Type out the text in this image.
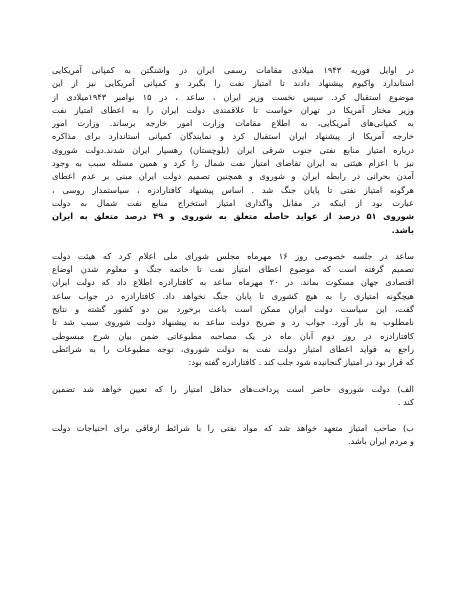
در اوایل فوریه ۱۹۴۳ میلادی مقامات رسمی ایران در واشنگتن به کمپانی آمریکایی
استاندارد واکیوم پیشنهاد دادند تا امتیاز نفت را بگیرد و کمپانی آمریکایی نیز از این
موضوع استقبال کرد. سپس نخست وزیر ایران ، ساعد ، در ۱۵ نوامبر ۱۹۴۳میلادی از
وزیر مختار آمریکا در تهران خواست تا علاقمندی دولت ایران را به اعطای امتیاز نفت
به کمپانی‌های آمریکایی، به اطلاع مقامات وزارت امور خارجه برساند. وزارت امور
خارجه آمریکا از پیشنهاد ایران استقبال کرد و نمایندگان کمپانی استاندارد برای مذاکره
درباره امتیاز منابع نفتی جنوب شرقی ایران (بلوچستان) رهسپار ایران شدند.دولت شوروی
نیز با اعزام هیئتی به ایران تقاضای امتیاز نفت شمال را کرد و همین مسئله سبب به وجود
آمدن بحرانی در رابطه ایران و شوروی و همچنین تصمیم دولت ایران مبنی بر عدم اعطای
هرگونه امتیاز نفتی تا پایان جنگ شد . اساس پیشنهاد کافتارادزه ، سیاستمدار روسی ،
عبارت بود از اینکه در مقابل واگذاری امتیاز استخراج منابع نفت شمال به دولت
شوروی ۵۱ درصد از عواید حاصله متعلق به شوروی و ۴۹ درصد متعلق به ایران
باشد.
ساعد در جلسه خصوصی روز ۱۶ مهرماه مجلس شورای ملی اعلام کرد که هیئت دولت
تصمیم گرفته است که موضوع اعطای امتیاز نفت تا خاتمه جنگ و معلوم شدن اوضاع
اقتصادی جهان مسکوت بماند. در ۲۰ مهرماه ساعد به کافتارادزه اطلاع داد که دولت ایران
هیچگونه امتیازی را به هیچ کشوری تا پایان جنگ نخواهد داد. کافتارادزه در جواب ساعد
گفت، این سیاست دولت ایران ممکن است باعث برخورد بین دو کشور گشته و نتایج
نامطلوب به بار آورد. جواب رد و صریح دولت ساعد به پیشنهاد دولت شوروی سبب شد تا
کافتارادزه در روز دوم آبان ماه در یک مصاحبه مطبوعاتی ضمن بیان شرح مبسوطی
راجع به فواید اعطای امتیاز دولت نفت به دولت شوروی، توجه مطبوعات را به شرائطی
که قرار بود در امتیاز گنجانیده شود جلب کند . کافتارادزه گفته بود:
الف) دولت شوروی حاضر است پرداخت‌های حداقل امتیاز را که تعیین خواهد شد تضمین
کند .
ب) صاحب امتیاز متعهد خواهد شد که مواد نفتی را با شرائط ارفاقی برای احتیاجات دولت
و مردم ایران باشد.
• • • • •
• **EXERCISE DESCRIPTION**:
What is the number of lines in the records above that include the word "کمپانی"? Reply with that number and nothing more.

• **EXERCISE ANSWER**:
4